══ Input

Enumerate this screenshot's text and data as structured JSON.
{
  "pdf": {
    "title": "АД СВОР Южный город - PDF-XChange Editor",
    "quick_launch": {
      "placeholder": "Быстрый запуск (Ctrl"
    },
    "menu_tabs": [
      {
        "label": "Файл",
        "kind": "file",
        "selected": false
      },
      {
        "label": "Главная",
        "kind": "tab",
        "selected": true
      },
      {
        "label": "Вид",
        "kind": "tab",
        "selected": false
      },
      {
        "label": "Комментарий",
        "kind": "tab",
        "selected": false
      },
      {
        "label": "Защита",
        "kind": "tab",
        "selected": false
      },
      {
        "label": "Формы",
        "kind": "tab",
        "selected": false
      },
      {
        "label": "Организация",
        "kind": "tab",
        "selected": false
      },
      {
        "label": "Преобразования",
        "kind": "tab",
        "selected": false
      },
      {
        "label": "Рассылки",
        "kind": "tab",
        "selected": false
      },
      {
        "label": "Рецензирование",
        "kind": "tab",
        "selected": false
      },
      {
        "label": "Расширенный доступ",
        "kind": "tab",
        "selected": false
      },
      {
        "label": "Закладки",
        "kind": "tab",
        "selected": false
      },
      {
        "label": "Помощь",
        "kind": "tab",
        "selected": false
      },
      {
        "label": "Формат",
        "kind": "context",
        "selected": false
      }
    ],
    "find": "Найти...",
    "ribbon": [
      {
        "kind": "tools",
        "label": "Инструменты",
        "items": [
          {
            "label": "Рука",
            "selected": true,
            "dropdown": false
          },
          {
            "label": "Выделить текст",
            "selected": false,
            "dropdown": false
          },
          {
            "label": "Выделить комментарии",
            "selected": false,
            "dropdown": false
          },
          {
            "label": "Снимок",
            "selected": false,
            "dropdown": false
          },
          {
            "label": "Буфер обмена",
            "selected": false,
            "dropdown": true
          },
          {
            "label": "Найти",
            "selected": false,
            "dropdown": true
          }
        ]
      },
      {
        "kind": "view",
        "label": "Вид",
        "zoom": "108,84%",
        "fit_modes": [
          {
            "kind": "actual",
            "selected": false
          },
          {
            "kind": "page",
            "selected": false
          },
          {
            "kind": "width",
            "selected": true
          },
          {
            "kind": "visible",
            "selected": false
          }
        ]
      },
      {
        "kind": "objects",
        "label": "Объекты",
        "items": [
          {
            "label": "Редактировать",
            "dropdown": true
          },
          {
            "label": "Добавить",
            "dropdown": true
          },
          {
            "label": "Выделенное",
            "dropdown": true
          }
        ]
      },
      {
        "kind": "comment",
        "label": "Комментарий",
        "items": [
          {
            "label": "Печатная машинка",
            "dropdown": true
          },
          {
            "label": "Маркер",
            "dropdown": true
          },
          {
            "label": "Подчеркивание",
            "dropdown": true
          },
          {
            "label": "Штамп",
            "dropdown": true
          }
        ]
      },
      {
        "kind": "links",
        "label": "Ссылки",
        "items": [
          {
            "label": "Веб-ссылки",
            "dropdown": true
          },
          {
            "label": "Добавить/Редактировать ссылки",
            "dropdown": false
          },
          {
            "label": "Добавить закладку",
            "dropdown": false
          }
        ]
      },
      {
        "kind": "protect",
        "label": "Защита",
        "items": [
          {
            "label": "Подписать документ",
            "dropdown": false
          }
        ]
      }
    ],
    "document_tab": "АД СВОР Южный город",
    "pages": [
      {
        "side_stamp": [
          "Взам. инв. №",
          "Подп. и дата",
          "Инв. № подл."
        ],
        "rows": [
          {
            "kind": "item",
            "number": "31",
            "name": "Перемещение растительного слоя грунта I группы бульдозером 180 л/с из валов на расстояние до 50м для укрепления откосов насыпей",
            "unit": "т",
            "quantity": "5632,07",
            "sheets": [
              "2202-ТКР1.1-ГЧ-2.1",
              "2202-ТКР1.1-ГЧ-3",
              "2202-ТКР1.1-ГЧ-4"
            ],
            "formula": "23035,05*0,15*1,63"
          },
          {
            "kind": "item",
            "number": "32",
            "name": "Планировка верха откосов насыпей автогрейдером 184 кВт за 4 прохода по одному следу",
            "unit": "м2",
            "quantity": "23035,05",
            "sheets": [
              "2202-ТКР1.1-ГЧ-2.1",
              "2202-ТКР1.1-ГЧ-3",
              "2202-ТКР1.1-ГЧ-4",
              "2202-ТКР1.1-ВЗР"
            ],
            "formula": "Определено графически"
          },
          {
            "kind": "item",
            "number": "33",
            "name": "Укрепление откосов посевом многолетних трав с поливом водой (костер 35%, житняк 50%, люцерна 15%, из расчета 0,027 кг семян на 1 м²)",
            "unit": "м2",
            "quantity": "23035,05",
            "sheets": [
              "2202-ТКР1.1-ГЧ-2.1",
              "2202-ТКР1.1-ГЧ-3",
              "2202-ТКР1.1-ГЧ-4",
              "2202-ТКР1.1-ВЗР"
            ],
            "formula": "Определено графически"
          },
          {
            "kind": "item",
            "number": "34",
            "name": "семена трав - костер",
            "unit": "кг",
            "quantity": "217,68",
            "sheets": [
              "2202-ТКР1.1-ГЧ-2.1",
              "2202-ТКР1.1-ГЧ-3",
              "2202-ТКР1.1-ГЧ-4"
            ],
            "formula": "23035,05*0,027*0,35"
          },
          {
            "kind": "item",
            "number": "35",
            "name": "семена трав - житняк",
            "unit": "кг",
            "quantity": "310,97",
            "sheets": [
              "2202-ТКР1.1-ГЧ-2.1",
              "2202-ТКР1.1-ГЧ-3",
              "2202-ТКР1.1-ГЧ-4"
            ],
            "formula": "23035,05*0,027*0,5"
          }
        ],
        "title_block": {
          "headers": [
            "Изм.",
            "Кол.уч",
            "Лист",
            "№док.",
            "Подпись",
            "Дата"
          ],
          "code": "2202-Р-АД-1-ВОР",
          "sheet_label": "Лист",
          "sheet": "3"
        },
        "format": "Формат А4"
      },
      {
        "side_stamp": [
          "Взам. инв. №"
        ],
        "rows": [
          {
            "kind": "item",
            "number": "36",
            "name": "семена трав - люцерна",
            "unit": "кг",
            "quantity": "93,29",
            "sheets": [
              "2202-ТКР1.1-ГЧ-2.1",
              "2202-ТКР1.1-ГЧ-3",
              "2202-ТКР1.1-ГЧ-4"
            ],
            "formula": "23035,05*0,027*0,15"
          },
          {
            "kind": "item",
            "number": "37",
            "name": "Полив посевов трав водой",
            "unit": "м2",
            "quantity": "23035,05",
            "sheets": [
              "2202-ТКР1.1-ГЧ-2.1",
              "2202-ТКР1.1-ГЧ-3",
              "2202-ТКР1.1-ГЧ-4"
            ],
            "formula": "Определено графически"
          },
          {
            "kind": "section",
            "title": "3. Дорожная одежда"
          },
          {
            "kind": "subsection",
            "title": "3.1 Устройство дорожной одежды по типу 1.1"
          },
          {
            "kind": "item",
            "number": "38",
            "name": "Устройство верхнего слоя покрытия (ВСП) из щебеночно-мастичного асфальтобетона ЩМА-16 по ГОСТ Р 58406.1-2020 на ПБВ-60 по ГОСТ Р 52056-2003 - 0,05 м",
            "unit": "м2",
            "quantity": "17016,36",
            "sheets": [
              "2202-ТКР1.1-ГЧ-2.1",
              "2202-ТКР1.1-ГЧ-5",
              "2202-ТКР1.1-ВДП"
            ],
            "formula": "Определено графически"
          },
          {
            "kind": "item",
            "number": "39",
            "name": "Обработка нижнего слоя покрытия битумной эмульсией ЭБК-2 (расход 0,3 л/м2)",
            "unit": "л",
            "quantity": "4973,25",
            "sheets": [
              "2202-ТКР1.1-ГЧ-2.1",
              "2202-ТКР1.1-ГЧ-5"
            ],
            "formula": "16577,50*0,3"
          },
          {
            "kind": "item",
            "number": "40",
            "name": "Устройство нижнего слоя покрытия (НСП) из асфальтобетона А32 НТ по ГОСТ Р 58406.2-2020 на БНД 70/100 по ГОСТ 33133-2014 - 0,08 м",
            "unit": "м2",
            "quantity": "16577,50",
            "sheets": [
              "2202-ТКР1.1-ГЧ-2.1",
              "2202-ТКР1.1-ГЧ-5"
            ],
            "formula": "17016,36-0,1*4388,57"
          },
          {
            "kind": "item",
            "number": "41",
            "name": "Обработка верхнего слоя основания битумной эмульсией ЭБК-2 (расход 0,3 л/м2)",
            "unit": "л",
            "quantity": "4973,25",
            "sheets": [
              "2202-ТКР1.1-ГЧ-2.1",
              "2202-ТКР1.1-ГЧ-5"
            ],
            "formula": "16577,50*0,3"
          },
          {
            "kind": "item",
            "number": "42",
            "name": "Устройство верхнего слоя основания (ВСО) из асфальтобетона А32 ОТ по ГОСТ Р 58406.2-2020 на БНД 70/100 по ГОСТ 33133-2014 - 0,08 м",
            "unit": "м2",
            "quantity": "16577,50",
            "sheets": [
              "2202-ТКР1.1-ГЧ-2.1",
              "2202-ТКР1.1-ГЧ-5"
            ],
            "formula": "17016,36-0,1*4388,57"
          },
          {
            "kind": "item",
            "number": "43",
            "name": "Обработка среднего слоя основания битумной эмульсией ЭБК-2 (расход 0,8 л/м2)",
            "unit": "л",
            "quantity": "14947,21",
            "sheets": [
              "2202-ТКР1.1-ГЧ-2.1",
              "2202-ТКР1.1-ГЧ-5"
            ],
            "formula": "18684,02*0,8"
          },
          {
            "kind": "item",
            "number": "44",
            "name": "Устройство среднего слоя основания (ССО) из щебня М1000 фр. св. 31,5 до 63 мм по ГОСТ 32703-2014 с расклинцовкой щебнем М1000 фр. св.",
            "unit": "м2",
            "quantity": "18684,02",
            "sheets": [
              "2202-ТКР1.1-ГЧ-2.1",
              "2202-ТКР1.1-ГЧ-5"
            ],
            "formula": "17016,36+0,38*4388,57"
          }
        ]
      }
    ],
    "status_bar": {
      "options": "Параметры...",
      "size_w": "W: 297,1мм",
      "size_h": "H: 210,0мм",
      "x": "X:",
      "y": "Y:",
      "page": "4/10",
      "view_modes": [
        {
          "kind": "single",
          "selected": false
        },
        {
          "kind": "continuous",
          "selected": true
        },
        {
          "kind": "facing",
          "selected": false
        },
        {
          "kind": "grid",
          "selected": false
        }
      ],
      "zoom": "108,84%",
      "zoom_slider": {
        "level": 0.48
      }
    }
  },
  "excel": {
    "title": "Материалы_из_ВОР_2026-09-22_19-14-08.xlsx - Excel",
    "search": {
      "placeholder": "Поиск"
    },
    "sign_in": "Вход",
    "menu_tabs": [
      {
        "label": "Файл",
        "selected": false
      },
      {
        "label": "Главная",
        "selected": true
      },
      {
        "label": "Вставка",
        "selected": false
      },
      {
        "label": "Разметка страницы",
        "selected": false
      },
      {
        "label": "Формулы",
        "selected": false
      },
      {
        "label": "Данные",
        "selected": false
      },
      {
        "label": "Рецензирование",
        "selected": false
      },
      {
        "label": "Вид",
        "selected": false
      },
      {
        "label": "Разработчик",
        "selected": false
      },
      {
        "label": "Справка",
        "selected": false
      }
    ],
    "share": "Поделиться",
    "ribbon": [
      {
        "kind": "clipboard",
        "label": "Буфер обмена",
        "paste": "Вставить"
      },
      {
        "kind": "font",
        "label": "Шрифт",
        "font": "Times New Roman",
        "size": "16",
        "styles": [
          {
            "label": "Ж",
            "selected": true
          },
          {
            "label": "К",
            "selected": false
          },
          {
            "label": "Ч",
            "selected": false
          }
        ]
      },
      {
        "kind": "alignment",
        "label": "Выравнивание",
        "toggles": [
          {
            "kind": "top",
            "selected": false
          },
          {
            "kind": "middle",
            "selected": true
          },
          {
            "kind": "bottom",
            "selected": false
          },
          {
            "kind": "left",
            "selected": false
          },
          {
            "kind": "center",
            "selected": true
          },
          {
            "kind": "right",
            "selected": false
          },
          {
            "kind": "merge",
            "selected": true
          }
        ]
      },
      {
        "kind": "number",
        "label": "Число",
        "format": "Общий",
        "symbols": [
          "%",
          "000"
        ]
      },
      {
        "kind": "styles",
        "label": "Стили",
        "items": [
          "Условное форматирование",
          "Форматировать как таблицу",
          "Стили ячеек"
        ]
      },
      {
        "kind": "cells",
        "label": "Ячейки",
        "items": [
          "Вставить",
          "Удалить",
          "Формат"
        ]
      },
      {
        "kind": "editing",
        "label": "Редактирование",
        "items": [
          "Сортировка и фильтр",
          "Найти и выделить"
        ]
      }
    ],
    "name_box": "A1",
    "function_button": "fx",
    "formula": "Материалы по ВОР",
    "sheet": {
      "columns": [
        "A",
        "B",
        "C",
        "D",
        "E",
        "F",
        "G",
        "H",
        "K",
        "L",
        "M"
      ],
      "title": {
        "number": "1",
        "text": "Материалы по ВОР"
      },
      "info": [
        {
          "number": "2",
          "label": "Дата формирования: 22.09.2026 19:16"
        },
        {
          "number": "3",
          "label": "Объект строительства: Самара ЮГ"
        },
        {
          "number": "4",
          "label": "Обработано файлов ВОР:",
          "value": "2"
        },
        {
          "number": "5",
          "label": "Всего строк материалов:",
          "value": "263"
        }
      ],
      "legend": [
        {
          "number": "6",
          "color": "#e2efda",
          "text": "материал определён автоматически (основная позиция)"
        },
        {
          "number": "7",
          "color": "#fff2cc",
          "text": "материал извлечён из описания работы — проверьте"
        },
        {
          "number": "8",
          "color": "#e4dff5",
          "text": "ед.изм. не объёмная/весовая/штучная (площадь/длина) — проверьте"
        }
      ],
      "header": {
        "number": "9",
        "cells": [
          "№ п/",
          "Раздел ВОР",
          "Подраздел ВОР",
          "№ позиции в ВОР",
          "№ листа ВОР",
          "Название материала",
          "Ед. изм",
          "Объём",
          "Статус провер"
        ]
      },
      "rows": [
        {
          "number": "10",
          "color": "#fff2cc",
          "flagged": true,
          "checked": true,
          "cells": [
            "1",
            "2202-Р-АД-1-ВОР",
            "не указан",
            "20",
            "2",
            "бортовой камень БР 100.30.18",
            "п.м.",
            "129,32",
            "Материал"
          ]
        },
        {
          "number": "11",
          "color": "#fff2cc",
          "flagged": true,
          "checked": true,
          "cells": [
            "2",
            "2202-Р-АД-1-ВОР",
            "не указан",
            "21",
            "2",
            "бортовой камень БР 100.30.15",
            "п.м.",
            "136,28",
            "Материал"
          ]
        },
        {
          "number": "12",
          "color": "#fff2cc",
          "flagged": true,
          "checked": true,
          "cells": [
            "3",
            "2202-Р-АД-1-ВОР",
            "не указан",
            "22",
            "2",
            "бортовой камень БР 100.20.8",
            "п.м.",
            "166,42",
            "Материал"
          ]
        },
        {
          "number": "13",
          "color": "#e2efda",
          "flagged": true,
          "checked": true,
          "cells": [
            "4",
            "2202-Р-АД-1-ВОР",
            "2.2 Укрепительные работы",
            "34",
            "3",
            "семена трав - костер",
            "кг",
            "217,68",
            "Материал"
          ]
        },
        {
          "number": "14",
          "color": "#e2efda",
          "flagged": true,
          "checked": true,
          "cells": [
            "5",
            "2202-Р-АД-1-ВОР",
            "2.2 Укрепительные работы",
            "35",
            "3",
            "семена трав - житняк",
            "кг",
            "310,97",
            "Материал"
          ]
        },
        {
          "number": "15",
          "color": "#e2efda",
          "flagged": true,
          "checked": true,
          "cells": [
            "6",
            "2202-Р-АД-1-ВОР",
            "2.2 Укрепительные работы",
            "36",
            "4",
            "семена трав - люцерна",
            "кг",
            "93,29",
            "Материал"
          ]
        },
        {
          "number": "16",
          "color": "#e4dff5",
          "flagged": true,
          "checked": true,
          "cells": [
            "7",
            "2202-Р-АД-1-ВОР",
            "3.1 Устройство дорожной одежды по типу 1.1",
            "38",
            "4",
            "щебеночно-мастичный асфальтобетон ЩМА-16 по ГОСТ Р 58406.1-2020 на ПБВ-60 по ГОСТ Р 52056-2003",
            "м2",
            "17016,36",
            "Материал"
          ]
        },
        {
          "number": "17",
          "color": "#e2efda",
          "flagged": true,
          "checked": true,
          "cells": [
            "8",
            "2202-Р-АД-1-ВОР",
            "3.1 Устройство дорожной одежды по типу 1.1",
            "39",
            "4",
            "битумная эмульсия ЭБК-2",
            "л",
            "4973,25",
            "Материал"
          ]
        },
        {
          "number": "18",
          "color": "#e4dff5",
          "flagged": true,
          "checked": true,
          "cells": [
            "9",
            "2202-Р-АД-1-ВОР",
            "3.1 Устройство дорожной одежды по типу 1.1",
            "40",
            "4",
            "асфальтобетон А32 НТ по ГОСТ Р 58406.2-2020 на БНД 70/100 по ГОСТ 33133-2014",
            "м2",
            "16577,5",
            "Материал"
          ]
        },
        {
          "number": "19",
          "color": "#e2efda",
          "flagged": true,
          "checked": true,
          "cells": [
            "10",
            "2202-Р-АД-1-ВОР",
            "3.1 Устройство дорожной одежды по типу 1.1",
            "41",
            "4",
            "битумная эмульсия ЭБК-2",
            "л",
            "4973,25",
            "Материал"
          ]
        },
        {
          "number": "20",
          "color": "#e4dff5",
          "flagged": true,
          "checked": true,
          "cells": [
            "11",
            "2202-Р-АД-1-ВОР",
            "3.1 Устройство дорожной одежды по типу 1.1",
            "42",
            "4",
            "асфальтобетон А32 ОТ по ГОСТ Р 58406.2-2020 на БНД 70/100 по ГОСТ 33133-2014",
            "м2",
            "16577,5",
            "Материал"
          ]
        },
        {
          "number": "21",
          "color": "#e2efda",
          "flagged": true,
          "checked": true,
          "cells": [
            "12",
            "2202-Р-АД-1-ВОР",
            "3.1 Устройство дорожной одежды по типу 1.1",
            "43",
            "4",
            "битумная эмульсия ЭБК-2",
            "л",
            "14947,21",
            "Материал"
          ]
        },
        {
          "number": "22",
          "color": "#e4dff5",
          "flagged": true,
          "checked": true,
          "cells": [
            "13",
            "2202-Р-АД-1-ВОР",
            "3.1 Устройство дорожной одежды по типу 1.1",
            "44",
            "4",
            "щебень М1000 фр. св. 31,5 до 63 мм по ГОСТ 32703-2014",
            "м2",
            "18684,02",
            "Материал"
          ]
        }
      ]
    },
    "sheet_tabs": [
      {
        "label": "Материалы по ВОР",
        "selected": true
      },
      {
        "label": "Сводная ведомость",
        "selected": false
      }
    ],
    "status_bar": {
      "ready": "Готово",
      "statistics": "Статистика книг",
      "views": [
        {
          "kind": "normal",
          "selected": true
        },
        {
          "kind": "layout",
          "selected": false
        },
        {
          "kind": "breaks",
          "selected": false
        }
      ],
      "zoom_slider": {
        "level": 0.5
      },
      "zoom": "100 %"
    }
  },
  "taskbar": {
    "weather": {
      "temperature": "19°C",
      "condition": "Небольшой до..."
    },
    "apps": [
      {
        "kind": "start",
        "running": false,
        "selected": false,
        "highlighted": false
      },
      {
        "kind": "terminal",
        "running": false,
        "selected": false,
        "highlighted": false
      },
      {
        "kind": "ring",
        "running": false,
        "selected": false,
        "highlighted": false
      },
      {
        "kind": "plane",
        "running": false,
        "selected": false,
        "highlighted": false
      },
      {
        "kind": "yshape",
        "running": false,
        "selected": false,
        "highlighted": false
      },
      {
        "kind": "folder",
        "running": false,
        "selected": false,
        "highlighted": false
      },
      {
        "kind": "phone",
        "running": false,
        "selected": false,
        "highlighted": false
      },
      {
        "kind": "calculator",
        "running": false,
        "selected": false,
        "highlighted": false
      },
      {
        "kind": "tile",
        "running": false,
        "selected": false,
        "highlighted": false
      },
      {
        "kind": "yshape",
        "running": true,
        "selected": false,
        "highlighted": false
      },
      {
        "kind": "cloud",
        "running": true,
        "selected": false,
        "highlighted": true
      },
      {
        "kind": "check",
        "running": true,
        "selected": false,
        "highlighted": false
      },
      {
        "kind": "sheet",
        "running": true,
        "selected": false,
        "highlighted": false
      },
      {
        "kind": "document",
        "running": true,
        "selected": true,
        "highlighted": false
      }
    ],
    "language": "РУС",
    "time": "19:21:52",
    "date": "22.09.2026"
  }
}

════

Task objective: Find every line above that contains the word "асфальтобетона", and return each one.

Correct output:
            "name": "Устройство верхнего слоя покрытия (ВСП) из щебеночно-мастичного асфальтобетона ЩМА-16 по ГОСТ Р 58406.1-2020 на ПБВ-60 по ГОСТ Р 52056-2003 - 0,05 м",
            "name": "Устройство нижнего слоя покрытия (НСП) из асфальтобетона А32 НТ по ГОСТ Р 58406.2-2020 на БНД 70/100 по ГОСТ 33133-2014 - 0,08 м",
            "name": "Устройство верхнего слоя основания (ВСО) из асфальтобетона А32 ОТ по ГОСТ Р 58406.2-2020 на БНД 70/100 по ГОСТ 33133-2014 - 0,08 м",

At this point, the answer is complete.